→ **Problem to work on**: Return every line below in which "explication" appears.

→ **Saved data entries**:

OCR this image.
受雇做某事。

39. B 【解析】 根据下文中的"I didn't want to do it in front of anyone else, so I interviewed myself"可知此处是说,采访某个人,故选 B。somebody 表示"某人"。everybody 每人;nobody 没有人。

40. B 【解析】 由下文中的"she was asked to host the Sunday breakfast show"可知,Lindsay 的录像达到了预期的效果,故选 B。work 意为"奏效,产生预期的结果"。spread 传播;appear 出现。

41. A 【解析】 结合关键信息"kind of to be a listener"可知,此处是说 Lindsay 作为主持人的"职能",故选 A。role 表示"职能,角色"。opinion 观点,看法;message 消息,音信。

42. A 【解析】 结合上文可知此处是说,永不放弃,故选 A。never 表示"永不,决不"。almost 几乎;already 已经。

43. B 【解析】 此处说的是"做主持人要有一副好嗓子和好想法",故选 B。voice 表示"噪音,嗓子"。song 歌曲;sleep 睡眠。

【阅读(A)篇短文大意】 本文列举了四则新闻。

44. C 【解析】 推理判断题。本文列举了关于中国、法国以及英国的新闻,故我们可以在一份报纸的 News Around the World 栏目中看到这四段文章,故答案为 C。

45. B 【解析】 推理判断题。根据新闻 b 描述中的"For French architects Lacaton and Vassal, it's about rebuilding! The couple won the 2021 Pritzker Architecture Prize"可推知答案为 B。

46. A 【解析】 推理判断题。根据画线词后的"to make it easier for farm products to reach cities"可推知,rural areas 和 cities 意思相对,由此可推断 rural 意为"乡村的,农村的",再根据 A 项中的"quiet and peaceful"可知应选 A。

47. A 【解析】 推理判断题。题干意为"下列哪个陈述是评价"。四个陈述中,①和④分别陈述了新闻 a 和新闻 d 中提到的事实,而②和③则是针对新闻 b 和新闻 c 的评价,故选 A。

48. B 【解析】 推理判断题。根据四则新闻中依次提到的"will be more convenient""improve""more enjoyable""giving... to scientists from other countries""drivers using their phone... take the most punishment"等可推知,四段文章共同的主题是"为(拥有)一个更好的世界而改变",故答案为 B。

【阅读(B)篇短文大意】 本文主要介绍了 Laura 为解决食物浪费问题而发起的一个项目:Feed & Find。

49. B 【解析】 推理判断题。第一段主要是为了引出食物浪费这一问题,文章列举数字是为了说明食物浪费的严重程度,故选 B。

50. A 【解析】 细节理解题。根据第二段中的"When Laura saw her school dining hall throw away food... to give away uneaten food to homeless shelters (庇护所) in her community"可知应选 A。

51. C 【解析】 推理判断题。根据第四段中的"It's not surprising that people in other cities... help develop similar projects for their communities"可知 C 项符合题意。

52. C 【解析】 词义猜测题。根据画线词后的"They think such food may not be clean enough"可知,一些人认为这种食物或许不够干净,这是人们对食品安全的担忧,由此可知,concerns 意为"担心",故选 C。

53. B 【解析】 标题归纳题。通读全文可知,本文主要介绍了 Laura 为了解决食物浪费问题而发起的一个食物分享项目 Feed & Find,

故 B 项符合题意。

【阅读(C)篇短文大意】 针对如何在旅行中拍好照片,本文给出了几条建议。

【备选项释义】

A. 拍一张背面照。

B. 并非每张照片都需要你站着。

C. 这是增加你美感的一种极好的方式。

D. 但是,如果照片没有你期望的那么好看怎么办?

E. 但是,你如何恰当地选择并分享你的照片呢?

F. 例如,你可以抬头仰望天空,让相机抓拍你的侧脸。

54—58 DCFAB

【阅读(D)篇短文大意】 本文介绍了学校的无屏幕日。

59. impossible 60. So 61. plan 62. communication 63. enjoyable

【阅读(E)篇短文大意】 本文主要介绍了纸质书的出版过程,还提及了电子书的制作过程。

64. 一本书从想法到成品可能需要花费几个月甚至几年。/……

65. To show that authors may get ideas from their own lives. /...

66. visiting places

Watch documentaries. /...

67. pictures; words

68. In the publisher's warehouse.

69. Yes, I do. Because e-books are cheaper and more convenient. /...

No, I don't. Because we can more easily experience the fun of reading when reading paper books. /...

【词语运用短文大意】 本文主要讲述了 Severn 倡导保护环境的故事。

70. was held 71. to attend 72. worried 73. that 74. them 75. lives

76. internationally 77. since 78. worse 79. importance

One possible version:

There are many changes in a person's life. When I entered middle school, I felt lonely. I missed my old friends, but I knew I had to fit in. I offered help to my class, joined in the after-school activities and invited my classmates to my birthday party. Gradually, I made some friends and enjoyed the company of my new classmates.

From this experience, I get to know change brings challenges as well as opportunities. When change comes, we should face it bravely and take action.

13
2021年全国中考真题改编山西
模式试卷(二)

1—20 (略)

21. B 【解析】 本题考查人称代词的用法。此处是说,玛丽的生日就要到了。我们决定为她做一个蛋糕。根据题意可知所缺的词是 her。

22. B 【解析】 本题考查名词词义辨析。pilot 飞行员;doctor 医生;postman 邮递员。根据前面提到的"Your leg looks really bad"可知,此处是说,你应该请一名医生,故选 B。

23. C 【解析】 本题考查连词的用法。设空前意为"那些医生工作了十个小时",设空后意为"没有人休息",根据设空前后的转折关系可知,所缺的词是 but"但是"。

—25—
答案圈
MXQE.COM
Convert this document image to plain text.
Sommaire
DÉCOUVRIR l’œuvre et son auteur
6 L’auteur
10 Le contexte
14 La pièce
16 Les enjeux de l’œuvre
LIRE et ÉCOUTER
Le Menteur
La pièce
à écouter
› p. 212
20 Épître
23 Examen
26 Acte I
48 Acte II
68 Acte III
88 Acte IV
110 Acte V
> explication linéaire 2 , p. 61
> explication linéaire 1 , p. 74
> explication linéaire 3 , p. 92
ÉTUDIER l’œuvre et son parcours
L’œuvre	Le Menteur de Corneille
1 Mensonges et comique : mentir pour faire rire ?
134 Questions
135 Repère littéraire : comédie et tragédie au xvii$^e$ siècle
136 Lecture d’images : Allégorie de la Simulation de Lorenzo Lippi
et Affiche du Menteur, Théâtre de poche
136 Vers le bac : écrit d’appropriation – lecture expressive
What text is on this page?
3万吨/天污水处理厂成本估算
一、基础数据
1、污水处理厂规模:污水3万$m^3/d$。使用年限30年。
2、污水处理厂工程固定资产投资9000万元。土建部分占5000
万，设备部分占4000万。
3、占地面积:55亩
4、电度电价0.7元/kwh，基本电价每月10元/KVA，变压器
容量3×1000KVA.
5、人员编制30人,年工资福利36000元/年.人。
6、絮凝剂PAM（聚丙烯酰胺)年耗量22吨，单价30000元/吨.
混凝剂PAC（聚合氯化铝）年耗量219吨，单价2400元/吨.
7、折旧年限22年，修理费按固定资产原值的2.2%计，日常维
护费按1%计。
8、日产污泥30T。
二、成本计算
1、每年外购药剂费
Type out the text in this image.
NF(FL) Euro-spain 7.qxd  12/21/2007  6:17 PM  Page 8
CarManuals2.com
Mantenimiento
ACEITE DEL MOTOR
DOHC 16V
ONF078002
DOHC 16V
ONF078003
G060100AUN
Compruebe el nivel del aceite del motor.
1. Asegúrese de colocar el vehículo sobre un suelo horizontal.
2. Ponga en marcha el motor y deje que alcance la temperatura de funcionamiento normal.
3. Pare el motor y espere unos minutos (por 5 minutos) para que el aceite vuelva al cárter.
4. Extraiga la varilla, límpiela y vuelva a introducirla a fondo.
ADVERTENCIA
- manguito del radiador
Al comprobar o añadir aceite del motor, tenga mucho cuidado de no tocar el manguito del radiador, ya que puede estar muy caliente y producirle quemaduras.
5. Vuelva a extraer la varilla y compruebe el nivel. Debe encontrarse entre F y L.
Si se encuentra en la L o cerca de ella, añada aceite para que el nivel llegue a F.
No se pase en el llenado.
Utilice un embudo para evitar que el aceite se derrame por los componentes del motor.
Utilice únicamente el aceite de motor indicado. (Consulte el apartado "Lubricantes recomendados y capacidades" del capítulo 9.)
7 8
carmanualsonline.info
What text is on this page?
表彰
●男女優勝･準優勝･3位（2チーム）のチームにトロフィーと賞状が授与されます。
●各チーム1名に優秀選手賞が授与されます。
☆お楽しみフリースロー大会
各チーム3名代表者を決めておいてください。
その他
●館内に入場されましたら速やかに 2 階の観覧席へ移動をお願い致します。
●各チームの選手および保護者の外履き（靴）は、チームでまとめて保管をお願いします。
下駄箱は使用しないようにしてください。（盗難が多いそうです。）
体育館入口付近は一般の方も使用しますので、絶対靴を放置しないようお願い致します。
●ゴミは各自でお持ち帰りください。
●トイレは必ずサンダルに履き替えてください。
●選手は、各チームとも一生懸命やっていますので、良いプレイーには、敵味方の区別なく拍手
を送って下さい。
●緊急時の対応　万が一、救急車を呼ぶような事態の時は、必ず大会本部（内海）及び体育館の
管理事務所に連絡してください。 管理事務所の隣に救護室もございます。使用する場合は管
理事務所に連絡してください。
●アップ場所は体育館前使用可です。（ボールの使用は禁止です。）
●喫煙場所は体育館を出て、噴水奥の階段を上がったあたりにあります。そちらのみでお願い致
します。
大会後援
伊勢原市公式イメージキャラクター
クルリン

→ **Solution for this task**:
> explication linéaire 2 , p. 61
> explication linéaire 1 , p. 74
> explication linéaire 3 , p. 92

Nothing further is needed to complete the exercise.